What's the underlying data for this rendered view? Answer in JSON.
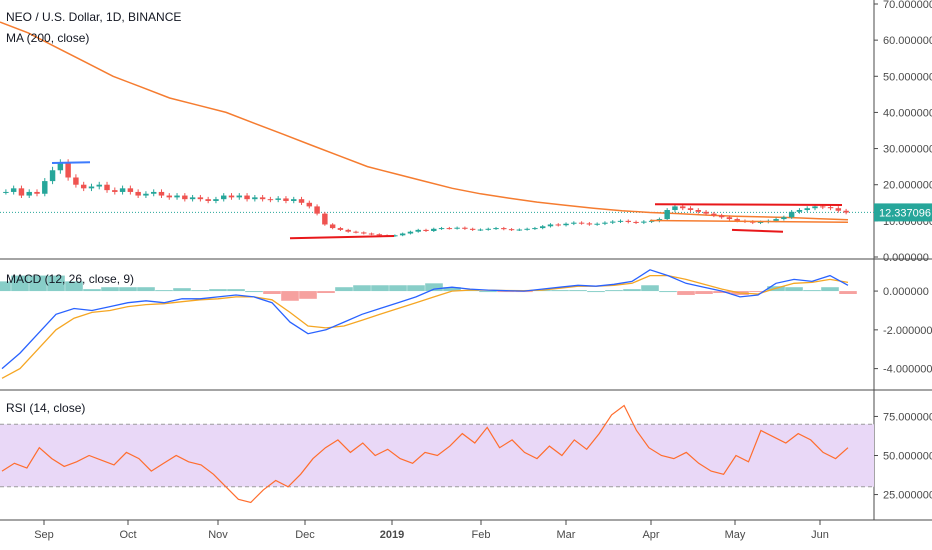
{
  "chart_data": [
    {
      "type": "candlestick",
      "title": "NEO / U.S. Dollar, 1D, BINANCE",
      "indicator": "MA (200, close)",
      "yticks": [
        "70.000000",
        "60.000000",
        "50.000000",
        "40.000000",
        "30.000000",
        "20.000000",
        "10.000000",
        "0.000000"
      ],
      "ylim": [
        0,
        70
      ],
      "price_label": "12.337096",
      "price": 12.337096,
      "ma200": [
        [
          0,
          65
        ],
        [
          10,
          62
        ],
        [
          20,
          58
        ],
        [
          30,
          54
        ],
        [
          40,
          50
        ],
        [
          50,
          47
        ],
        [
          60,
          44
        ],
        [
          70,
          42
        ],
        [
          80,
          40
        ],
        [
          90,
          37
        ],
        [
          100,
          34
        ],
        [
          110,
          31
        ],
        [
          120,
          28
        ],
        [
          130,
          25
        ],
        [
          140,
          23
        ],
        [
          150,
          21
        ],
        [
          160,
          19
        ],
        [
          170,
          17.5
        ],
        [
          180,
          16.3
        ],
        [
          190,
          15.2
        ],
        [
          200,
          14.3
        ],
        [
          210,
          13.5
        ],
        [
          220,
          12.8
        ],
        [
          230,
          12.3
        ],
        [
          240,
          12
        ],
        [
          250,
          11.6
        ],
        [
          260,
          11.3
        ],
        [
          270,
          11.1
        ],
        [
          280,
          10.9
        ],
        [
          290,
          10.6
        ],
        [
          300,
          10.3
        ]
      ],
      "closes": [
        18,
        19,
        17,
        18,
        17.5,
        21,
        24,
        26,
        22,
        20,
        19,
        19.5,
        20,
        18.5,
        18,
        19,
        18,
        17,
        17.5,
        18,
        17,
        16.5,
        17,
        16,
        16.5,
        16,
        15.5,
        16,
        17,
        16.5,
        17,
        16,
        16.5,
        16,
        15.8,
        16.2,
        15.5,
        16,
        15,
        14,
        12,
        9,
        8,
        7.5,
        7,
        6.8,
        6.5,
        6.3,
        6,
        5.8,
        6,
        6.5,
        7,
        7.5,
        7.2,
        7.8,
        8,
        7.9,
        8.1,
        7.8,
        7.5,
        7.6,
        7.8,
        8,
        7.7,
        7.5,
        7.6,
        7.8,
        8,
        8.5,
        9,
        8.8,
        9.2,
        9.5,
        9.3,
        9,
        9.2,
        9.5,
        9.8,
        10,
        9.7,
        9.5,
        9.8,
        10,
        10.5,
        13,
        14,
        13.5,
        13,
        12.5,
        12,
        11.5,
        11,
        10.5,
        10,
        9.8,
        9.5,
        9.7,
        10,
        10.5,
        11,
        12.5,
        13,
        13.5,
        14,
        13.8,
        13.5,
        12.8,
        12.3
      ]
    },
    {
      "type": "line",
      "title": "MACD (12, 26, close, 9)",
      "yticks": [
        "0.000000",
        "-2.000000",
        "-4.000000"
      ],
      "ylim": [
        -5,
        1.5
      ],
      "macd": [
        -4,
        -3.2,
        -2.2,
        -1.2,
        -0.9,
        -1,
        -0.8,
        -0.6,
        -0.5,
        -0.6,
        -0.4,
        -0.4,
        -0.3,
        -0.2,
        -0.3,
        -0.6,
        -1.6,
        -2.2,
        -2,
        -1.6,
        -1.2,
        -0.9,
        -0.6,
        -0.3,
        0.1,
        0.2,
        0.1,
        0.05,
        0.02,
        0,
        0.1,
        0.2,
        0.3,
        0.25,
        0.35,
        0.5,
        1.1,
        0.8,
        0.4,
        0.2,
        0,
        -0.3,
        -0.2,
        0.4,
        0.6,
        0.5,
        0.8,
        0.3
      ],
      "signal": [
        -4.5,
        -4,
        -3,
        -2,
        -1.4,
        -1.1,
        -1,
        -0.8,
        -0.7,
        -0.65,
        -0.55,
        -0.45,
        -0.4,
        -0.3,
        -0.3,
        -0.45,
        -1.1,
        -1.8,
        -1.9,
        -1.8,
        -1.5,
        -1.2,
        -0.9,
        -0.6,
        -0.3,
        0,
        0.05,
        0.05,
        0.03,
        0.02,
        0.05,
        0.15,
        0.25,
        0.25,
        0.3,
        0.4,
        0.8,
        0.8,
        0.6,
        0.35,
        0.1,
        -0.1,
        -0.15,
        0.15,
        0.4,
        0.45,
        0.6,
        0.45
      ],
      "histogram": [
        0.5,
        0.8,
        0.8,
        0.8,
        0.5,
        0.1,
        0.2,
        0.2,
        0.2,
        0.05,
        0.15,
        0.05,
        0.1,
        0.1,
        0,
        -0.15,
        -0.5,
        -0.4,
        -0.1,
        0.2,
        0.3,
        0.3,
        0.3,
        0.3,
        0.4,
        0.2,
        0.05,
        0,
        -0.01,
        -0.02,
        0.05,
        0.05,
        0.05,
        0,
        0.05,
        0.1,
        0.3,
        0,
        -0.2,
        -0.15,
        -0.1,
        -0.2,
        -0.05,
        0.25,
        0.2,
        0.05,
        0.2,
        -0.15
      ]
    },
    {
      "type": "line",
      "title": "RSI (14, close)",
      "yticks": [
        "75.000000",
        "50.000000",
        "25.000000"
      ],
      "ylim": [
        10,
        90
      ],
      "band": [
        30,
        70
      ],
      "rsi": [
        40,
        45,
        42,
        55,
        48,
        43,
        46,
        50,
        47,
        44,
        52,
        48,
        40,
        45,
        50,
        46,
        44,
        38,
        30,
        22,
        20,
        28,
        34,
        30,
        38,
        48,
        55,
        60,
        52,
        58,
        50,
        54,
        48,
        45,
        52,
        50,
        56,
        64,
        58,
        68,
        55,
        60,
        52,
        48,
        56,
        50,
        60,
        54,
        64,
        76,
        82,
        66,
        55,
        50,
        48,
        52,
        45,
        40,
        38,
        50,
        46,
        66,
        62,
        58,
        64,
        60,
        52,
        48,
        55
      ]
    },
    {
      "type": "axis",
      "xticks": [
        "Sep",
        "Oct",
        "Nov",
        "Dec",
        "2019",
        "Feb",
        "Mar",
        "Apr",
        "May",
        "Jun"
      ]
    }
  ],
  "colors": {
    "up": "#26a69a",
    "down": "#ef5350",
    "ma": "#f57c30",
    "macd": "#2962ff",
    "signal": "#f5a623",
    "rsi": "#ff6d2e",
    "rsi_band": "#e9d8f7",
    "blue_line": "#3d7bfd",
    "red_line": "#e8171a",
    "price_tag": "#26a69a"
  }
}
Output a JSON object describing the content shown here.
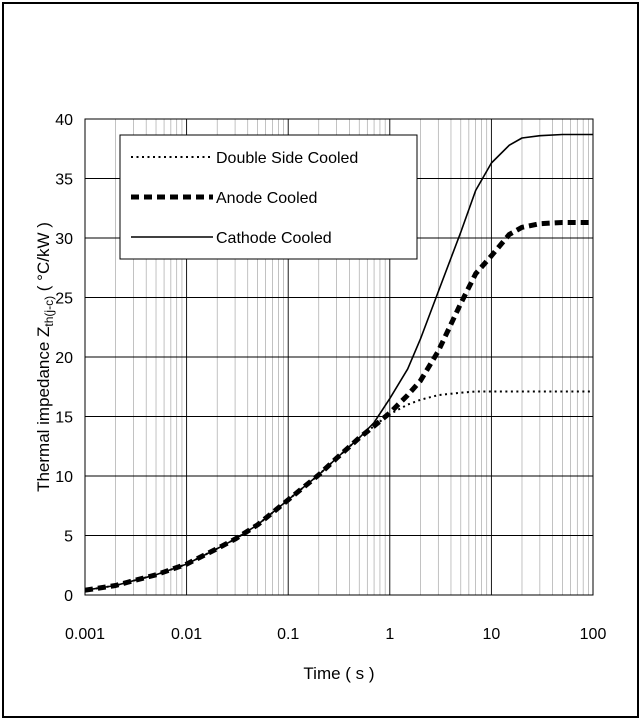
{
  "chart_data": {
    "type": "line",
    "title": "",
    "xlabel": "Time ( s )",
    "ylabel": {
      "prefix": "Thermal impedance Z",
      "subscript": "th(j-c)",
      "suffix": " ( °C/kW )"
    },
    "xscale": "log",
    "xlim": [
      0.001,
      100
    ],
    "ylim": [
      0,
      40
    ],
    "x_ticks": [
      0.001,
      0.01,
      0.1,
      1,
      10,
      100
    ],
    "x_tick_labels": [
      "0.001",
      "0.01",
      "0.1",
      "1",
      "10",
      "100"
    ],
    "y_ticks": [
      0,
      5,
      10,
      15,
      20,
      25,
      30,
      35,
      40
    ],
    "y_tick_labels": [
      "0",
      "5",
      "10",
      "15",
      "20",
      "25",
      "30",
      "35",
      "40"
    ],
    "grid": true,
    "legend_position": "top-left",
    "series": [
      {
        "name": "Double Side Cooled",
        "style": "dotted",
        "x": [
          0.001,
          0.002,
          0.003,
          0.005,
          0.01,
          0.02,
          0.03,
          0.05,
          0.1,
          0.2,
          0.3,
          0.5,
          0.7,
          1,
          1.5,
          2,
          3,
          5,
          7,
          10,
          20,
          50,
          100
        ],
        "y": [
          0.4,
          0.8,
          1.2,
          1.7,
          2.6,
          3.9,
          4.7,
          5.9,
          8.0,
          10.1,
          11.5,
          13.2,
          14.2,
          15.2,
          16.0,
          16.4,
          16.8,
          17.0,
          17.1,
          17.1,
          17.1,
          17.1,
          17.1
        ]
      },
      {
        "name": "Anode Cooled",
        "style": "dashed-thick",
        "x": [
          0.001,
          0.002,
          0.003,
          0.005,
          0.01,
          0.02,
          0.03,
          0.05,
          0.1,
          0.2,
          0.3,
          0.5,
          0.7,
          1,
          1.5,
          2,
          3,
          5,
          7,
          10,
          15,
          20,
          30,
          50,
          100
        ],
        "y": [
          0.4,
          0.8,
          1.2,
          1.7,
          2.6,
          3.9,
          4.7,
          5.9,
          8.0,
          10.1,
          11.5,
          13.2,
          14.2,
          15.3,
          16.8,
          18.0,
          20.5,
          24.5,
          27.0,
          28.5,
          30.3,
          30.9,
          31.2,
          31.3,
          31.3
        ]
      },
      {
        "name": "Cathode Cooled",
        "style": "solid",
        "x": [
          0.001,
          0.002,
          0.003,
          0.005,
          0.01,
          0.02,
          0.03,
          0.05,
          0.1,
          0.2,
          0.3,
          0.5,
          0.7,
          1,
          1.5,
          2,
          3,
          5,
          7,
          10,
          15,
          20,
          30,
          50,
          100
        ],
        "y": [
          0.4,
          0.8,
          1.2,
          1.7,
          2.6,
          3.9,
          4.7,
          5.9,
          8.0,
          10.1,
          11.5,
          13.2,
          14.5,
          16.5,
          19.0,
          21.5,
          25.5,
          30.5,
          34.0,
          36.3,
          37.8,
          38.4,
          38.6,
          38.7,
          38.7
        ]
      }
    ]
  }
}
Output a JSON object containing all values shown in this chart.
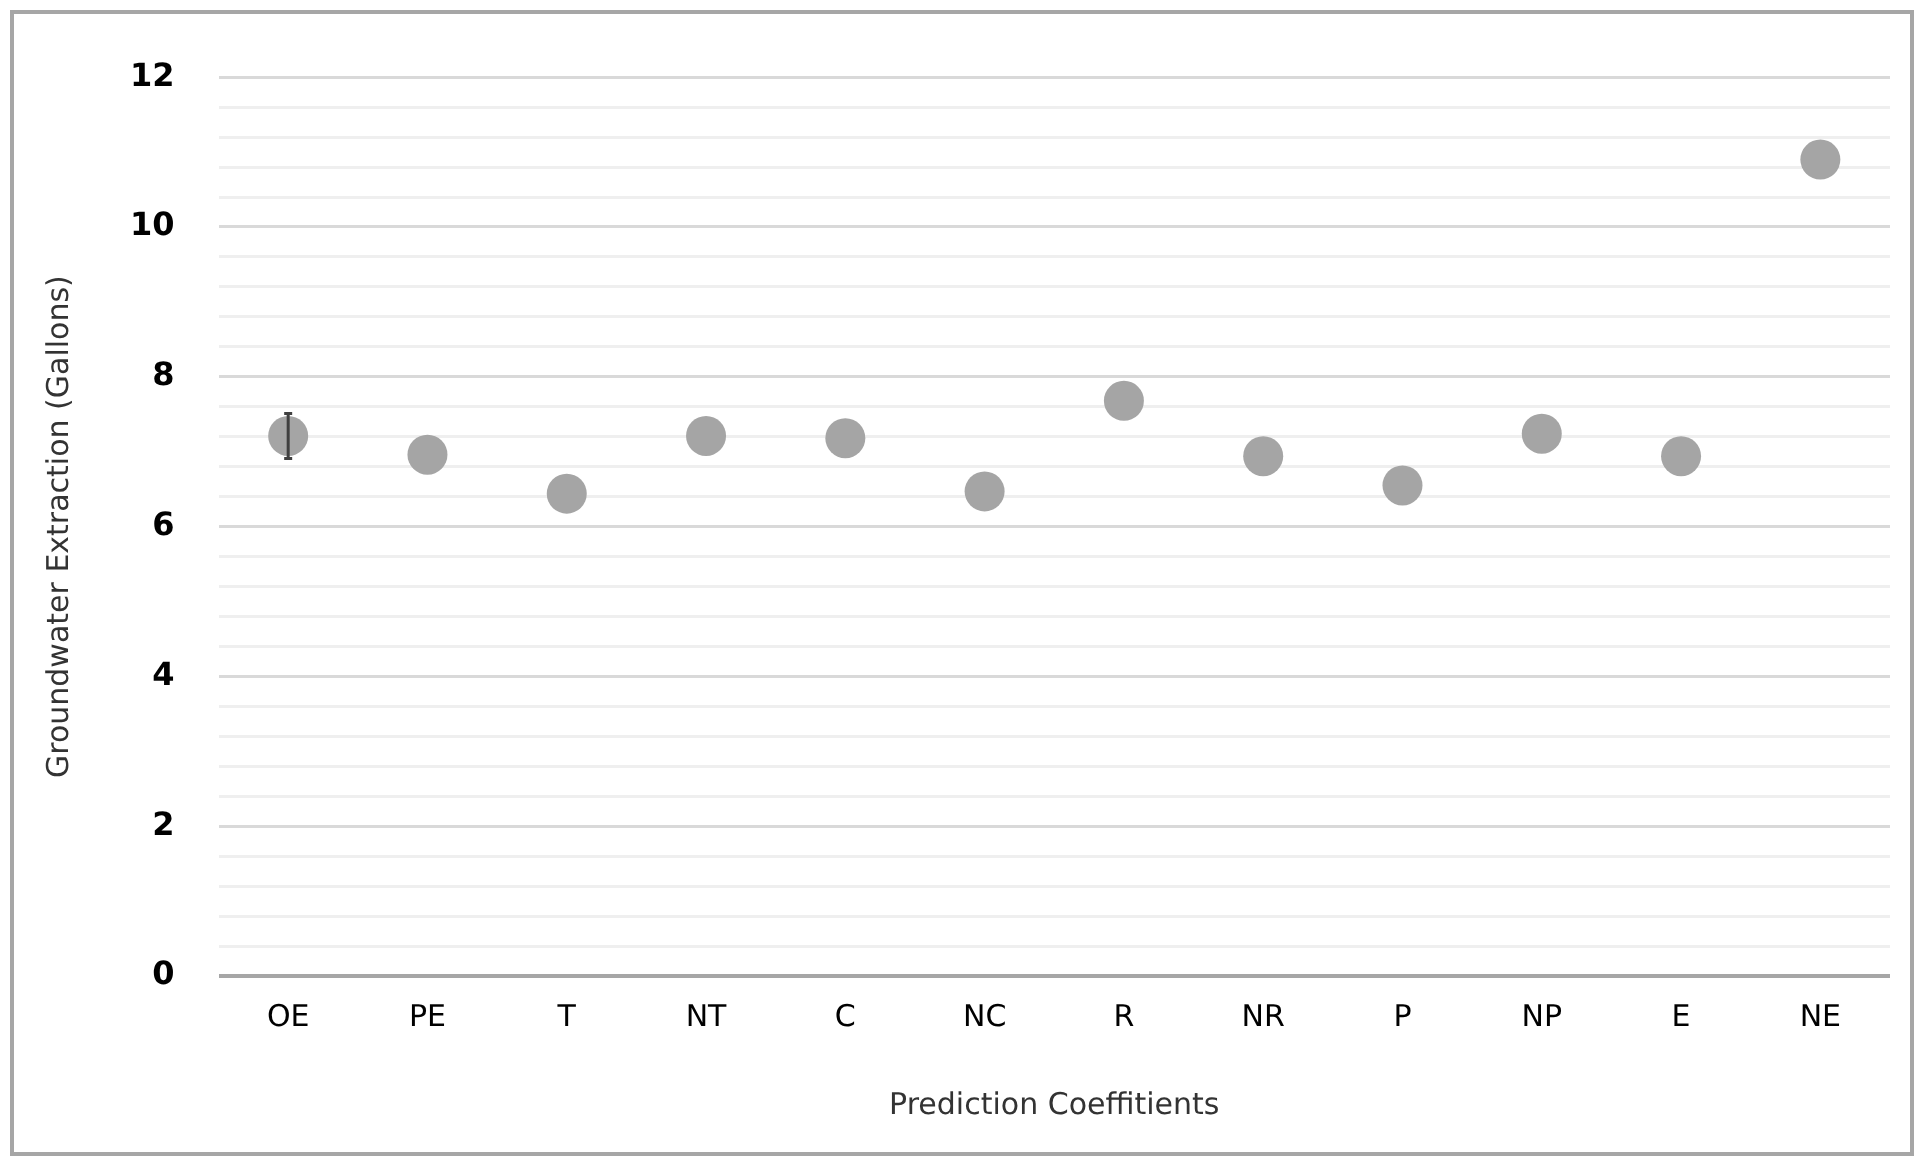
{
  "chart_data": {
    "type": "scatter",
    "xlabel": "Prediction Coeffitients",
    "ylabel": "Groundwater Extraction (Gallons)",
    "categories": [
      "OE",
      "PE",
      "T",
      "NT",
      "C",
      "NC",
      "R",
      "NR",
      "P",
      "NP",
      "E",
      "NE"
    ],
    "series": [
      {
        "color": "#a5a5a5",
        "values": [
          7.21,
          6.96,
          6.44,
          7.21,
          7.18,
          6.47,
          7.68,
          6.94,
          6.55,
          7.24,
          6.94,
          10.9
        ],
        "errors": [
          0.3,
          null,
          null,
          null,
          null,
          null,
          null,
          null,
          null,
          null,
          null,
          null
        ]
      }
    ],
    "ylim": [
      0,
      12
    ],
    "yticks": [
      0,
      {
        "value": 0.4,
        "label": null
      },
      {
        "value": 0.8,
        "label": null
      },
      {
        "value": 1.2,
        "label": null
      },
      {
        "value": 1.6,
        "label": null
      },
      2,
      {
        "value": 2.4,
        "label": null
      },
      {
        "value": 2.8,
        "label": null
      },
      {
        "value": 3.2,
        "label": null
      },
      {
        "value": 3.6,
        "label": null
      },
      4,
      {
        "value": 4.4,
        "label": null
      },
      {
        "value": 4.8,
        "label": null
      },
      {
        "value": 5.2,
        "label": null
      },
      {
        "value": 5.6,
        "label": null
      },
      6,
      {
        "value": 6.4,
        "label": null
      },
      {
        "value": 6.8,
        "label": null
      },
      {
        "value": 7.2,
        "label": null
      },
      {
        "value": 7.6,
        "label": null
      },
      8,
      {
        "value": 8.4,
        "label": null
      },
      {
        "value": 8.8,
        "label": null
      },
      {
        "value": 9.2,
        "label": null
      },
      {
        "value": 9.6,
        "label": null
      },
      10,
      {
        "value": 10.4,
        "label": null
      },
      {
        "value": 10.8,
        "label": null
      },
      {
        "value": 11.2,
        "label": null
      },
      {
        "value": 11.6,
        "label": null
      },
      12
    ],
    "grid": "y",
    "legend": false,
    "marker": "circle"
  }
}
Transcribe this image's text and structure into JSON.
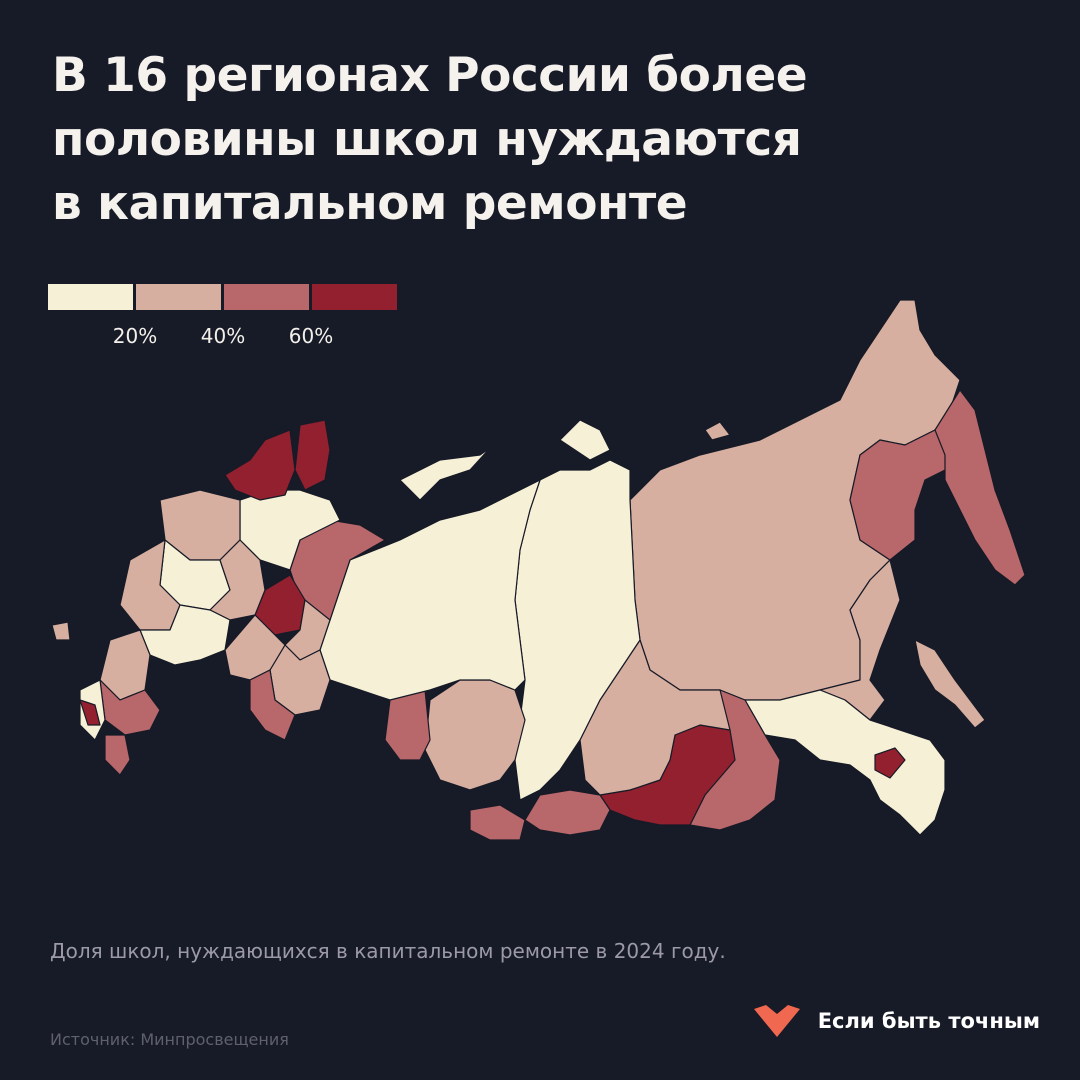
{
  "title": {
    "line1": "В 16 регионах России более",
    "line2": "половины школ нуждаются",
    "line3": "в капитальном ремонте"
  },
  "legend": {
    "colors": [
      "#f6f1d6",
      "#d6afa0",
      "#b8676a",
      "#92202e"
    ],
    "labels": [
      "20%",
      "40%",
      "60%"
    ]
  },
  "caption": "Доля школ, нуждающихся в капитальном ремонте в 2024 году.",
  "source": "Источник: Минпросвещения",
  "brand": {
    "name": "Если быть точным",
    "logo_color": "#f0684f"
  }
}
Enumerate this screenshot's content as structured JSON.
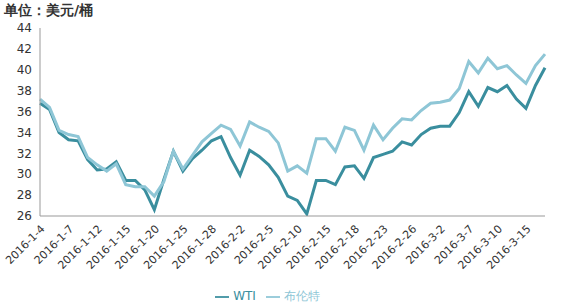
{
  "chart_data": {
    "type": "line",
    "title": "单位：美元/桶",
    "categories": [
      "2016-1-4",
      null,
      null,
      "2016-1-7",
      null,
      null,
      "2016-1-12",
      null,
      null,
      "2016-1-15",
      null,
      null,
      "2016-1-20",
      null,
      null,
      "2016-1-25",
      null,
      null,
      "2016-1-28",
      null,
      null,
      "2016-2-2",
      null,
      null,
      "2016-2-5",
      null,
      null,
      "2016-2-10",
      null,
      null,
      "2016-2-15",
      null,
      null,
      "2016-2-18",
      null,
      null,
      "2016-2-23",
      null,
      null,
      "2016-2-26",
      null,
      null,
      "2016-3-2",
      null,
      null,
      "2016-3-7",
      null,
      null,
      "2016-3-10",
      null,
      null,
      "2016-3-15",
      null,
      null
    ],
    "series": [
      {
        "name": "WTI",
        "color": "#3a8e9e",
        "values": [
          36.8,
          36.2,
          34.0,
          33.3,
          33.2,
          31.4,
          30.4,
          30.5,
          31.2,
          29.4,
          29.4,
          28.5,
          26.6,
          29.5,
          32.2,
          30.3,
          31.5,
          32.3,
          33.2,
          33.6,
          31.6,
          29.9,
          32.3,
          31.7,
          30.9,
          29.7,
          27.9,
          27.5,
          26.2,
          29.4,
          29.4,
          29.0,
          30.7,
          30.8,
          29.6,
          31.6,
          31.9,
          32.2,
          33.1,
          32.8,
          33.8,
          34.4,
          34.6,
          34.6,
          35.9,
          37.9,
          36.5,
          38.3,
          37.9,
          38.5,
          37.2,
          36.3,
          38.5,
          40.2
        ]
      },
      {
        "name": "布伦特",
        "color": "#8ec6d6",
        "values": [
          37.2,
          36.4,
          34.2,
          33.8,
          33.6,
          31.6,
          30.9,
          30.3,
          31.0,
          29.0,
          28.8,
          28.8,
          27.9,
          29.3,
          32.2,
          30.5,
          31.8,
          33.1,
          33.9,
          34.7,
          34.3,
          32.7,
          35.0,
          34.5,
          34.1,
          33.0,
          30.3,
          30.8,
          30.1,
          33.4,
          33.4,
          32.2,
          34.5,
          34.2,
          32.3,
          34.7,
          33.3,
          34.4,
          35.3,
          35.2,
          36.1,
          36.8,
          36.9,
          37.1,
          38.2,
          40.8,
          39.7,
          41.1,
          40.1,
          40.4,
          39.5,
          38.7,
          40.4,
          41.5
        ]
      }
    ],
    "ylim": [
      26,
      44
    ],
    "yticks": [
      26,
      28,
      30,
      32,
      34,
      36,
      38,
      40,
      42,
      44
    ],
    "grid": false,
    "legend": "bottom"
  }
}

* **EXERCISE**
Identify all lines in the records above with the word "name".

* **SOLUTION TO THIS TASK**
        "name": "Double Side Cooled",
        "name": "Anode Cooled",
        "name": "Cathode Cooled",
    "name": "Если быть точным",
        "name": "WTI",
        "name": "布伦特",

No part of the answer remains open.